# Task description:
Work out the number of lines containing "천안부성중학교". Answer with nothing but that number.

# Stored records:
____________________

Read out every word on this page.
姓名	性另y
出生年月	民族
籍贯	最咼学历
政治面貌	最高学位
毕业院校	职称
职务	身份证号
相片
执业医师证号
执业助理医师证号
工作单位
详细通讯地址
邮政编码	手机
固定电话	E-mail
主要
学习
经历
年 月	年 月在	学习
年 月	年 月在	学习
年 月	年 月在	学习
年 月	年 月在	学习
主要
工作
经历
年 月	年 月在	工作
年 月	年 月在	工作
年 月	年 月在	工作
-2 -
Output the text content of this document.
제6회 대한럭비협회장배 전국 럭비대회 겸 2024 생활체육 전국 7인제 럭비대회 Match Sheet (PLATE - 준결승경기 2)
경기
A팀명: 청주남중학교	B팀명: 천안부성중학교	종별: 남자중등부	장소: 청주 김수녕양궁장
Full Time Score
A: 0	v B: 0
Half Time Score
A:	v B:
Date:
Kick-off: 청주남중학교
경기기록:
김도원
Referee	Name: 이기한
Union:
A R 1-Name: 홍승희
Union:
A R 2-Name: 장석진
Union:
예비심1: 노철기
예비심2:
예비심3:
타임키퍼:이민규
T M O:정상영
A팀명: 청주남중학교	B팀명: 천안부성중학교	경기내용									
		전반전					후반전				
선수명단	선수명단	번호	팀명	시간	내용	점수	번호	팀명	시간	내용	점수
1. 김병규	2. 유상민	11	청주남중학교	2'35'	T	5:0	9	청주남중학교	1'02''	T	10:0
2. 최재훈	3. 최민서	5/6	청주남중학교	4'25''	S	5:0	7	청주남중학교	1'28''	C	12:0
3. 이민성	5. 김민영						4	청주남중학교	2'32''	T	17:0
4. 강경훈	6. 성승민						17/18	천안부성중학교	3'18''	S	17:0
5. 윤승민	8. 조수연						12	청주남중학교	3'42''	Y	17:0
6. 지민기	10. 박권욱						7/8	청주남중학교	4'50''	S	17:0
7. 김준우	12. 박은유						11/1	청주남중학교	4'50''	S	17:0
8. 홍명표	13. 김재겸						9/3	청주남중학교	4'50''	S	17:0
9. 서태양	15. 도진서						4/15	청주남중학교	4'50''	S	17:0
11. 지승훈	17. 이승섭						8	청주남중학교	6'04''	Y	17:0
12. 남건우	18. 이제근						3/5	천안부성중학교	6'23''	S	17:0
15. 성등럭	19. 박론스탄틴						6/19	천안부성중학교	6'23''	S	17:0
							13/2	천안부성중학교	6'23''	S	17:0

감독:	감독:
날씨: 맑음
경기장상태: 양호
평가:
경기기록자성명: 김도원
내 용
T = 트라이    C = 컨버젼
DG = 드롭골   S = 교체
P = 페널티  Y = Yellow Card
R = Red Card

____________________

# Exercise answer:
6